┌────────
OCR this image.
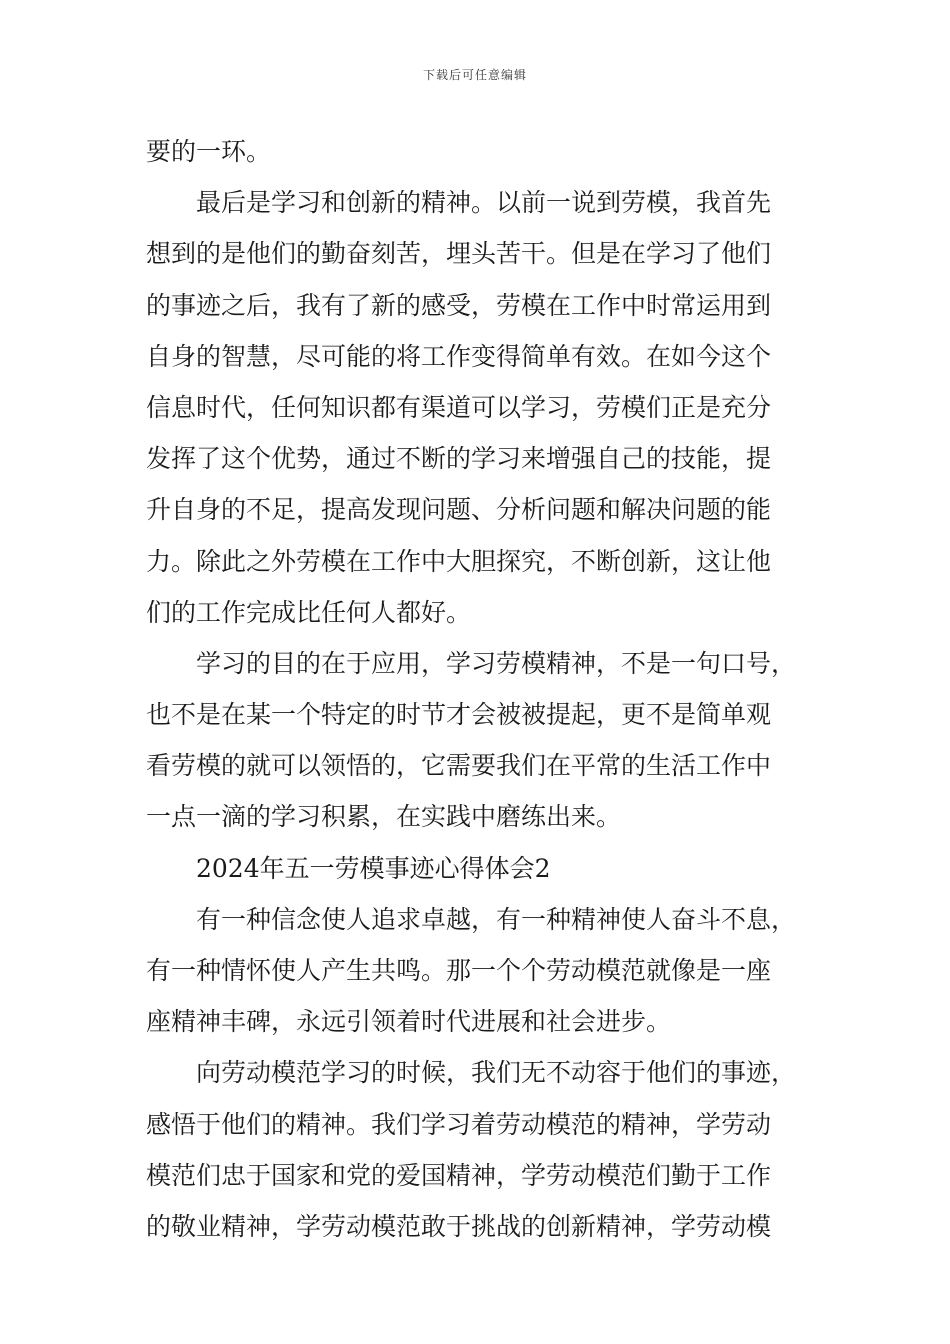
下载后可任意编辑
要的一环。
最后是学习和创新的精神。以前一说到劳模，我首先
想到的是他们的勤奋刻苦，埋头苦干。但是在学习了他们
的事迹之后，我有了新的感受，劳模在工作中时常运用到
自身的智慧，尽可能的将工作变得简单有效。在如今这个
信息时代，任何知识都有渠道可以学习，劳模们正是充分
发挥了这个优势，通过不断的学习来增强自己的技能，提
升自身的不足，提高发现问题、分析问题和解决问题的能
力。除此之外劳模在工作中大胆探究，不断创新，这让他
们的工作完成比任何人都好。
学习的目的在于应用，学习劳模精神，不是一句口号，
也不是在某一个特定的时节才会被被提起，更不是简单观
看劳模的就可以领悟的，它需要我们在平常的生活工作中
一点一滴的学习积累，在实践中磨练出来。
2024年五一劳模事迹心得体会2
有一种信念使人追求卓越，有一种精神使人奋斗不息，
有一种情怀使人产生共鸣。那一个个劳动模范就像是一座
座精神丰碑，永远引领着时代进展和社会进步。
向劳动模范学习的时候，我们无不动容于他们的事迹，
感悟于他们的精神。我们学习着劳动模范的精神，学劳动
模范们忠于国家和党的爱国精神，学劳动模范们勤于工作
的敬业精神，学劳动模范敢于挑战的创新精神，学劳动模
└────────
__SET PROBLEM__:
Reproduce the records, all of them, word for word; omit the pictures.

__REPLY__:
OCR this image.
下载后可任意编辑
要的一环。
最后是学习和创新的精神。以前一说到劳模，我首先
想到的是他们的勤奋刻苦，埋头苦干。但是在学习了他们
的事迹之后，我有了新的感受，劳模在工作中时常运用到
自身的智慧，尽可能的将工作变得简单有效。在如今这个
信息时代，任何知识都有渠道可以学习，劳模们正是充分
发挥了这个优势，通过不断的学习来增强自己的技能，提
升自身的不足，提高发现问题、分析问题和解决问题的能
力。除此之外劳模在工作中大胆探究，不断创新，这让他
们的工作完成比任何人都好。
学习的目的在于应用，学习劳模精神，不是一句口号，
也不是在某一个特定的时节才会被被提起，更不是简单观
看劳模的就可以领悟的，它需要我们在平常的生活工作中
一点一滴的学习积累，在实践中磨练出来。
2024年五一劳模事迹心得体会2
有一种信念使人追求卓越，有一种精神使人奋斗不息，
有一种情怀使人产生共鸣。那一个个劳动模范就像是一座
座精神丰碑，永远引领着时代进展和社会进步。
向劳动模范学习的时候，我们无不动容于他们的事迹，
感悟于他们的精神。我们学习着劳动模范的精神，学劳动
模范们忠于国家和党的爱国精神，学劳动模范们勤于工作
的敬业精神，学劳动模范敢于挑战的创新精神，学劳动模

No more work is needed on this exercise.